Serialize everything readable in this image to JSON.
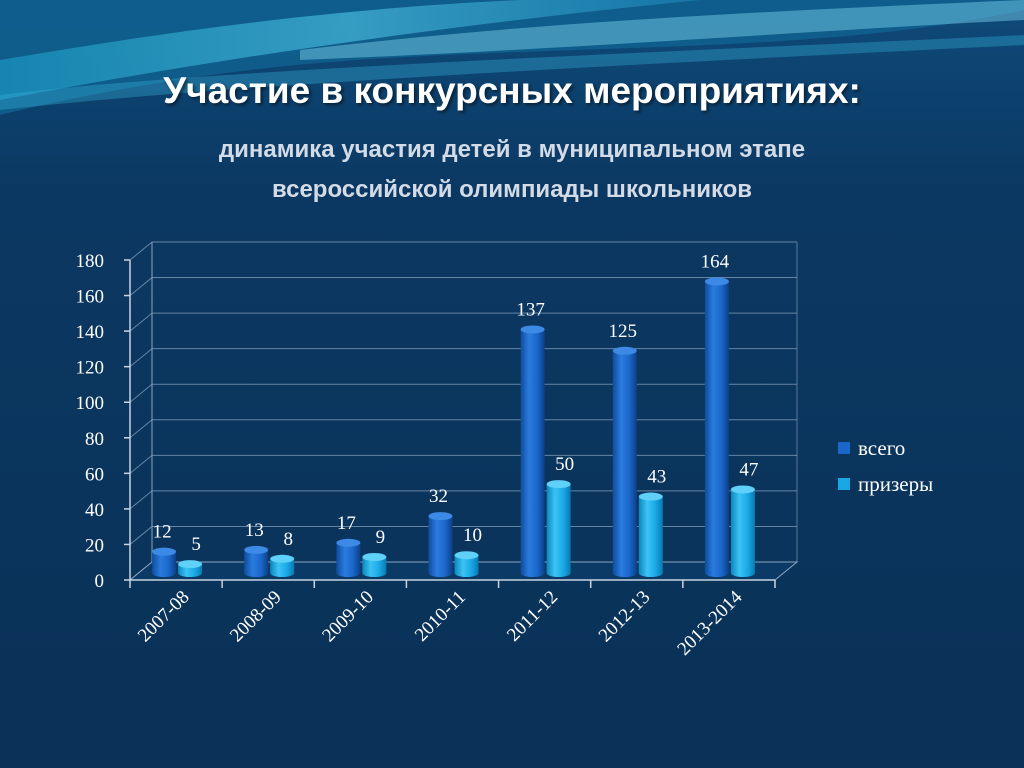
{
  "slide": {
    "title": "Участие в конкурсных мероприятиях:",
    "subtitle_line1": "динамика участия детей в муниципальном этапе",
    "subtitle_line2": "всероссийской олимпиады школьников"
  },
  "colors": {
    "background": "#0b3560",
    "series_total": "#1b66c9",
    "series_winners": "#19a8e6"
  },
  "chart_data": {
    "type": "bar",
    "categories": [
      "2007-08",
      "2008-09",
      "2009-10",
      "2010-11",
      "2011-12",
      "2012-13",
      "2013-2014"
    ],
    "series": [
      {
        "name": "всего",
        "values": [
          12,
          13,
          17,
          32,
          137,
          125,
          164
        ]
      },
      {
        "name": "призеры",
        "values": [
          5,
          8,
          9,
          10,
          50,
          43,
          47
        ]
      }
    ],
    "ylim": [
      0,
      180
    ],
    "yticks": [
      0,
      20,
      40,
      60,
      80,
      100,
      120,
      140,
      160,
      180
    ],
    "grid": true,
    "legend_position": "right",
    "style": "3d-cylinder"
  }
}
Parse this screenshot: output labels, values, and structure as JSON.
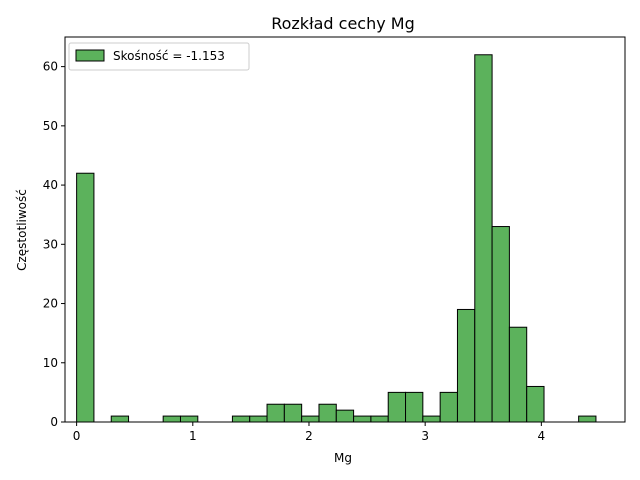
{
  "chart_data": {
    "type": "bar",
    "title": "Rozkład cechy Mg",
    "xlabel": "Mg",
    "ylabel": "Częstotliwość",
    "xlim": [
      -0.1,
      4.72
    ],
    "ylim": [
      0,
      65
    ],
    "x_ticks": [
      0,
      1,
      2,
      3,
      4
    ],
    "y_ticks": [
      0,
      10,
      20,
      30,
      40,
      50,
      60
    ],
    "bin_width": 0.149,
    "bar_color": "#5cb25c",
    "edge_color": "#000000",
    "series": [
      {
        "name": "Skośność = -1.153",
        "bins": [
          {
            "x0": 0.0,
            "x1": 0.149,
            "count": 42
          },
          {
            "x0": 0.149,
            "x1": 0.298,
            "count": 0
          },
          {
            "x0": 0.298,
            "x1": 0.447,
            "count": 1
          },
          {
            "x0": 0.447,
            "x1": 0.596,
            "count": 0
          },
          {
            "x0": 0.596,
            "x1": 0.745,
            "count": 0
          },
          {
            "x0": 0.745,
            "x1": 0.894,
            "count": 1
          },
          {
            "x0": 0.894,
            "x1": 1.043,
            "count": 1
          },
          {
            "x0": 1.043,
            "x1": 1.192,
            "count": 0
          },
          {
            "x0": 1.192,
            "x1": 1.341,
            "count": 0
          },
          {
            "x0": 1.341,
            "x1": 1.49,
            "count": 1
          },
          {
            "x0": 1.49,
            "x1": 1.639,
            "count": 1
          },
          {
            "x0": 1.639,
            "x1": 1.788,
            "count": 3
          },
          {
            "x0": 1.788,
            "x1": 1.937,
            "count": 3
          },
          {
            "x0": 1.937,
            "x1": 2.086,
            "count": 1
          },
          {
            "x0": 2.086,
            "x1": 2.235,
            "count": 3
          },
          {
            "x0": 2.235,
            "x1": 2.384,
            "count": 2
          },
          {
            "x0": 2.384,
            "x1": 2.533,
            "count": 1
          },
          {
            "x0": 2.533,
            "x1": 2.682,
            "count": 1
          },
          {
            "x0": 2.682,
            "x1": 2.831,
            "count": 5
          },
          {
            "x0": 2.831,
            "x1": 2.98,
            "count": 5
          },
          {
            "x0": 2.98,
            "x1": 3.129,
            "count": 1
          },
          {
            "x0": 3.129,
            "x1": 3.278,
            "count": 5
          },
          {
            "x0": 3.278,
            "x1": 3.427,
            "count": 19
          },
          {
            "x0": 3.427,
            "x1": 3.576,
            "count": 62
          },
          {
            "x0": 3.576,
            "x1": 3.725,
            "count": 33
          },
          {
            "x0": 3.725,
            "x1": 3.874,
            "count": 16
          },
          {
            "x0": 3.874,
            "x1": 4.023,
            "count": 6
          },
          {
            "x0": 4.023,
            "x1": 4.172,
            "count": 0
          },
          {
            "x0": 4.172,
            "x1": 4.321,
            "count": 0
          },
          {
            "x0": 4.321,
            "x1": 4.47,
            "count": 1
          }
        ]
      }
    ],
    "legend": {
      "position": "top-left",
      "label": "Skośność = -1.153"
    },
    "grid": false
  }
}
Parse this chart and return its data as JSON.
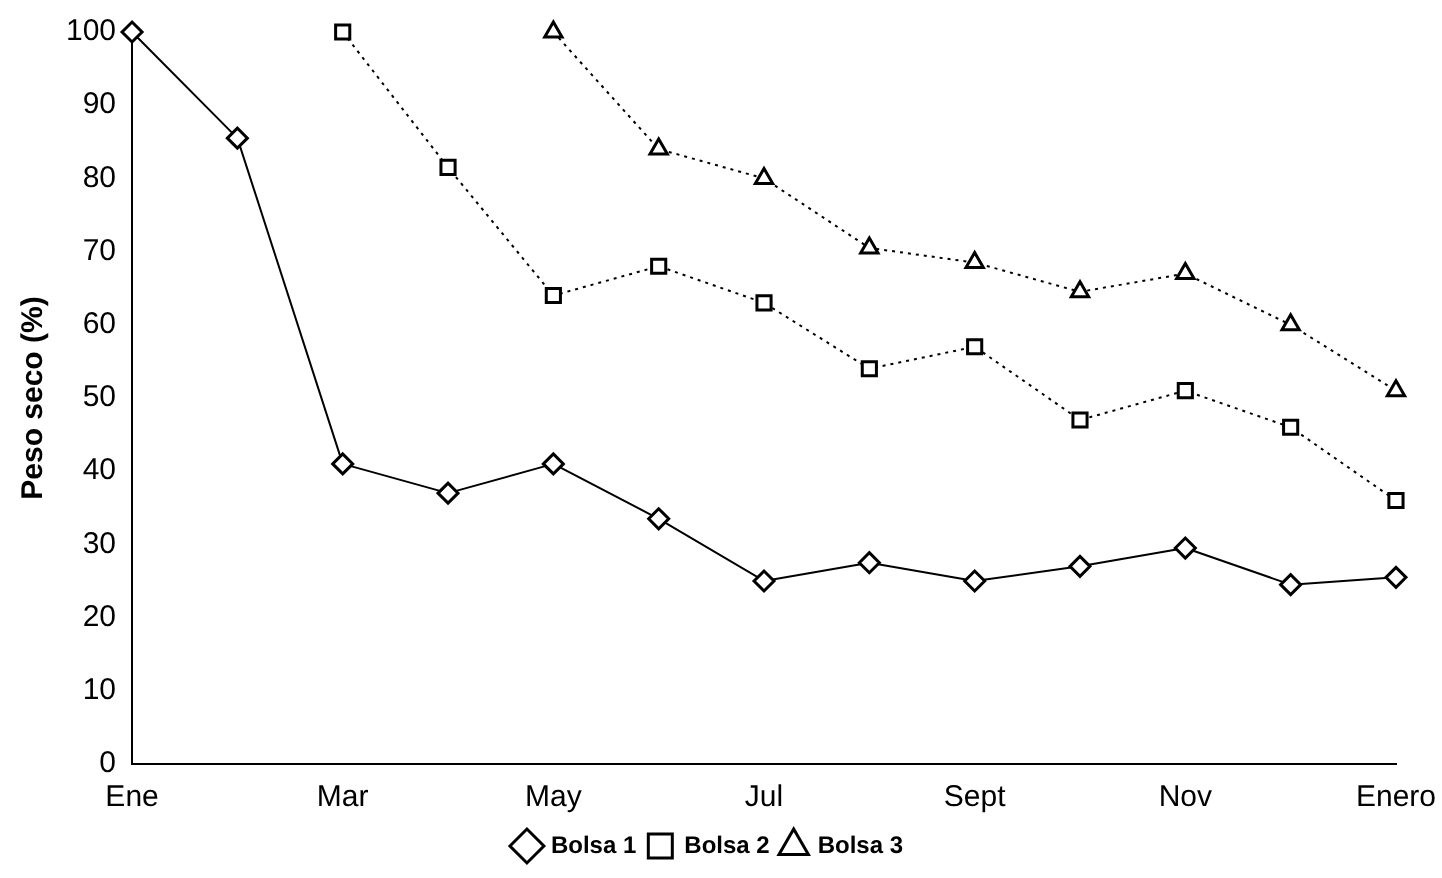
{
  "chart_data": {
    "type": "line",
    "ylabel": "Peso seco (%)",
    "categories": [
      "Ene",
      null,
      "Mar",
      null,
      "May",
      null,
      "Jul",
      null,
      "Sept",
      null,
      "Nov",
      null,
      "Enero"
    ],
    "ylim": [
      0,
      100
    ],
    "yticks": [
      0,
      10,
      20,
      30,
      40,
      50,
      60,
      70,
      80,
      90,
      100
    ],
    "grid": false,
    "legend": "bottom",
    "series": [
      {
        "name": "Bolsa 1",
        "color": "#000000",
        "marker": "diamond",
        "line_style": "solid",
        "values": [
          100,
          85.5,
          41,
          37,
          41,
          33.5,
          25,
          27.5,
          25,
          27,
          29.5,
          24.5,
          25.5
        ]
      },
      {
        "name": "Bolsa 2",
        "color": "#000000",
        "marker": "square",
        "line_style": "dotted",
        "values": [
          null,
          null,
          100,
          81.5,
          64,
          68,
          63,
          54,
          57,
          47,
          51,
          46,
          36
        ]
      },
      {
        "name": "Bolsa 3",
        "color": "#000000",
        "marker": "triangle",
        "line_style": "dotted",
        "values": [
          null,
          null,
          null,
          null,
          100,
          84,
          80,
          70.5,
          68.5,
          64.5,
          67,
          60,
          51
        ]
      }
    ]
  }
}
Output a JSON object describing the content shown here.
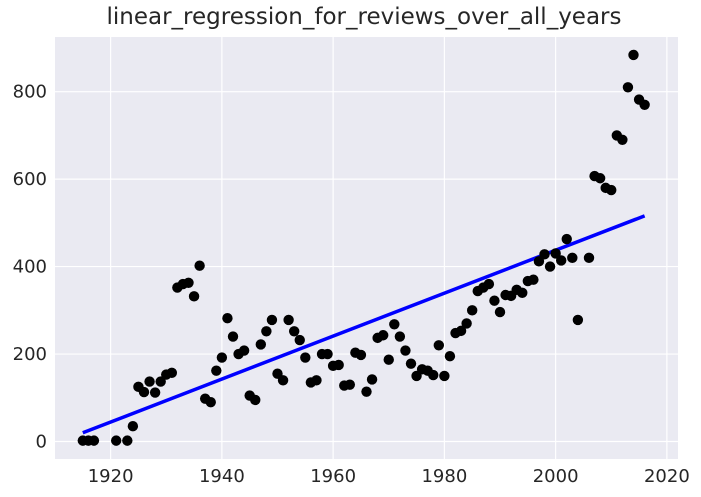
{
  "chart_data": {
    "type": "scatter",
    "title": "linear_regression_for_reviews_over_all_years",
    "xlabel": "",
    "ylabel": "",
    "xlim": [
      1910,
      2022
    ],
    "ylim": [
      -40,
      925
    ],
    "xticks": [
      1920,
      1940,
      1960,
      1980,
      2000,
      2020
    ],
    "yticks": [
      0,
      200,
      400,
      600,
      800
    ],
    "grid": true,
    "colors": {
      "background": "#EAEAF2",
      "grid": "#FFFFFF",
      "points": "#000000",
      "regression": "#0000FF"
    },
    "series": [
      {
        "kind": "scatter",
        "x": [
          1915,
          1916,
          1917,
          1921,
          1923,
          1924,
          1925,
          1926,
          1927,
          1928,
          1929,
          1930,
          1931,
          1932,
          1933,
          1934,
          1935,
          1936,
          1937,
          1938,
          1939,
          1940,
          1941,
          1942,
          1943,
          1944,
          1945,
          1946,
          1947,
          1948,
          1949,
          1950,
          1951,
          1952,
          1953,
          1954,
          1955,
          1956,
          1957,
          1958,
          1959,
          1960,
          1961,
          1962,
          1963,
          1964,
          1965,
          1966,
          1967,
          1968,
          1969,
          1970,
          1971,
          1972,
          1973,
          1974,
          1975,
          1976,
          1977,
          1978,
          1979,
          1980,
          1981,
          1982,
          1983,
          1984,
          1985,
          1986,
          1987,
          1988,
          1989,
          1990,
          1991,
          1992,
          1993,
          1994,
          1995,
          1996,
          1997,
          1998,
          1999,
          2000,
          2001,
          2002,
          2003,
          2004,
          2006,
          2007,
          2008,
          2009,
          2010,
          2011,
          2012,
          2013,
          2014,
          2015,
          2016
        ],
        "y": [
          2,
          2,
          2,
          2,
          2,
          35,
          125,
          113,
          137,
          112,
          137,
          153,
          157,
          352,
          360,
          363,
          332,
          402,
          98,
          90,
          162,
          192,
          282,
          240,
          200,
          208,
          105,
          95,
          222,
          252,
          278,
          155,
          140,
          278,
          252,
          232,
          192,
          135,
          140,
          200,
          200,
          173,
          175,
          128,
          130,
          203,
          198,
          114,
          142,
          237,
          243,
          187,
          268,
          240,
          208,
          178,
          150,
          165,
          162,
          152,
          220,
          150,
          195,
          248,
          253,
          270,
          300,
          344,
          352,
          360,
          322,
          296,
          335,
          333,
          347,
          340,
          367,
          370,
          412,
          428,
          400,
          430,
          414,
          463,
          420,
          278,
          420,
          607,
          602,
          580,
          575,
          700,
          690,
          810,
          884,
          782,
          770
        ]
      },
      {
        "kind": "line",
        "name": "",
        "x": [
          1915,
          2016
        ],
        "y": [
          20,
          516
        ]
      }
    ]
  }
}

************

■ **What you should do**
Work out how many lines of the data above contain the string "Bolsa" and give the number alone.

■ **Task output**
3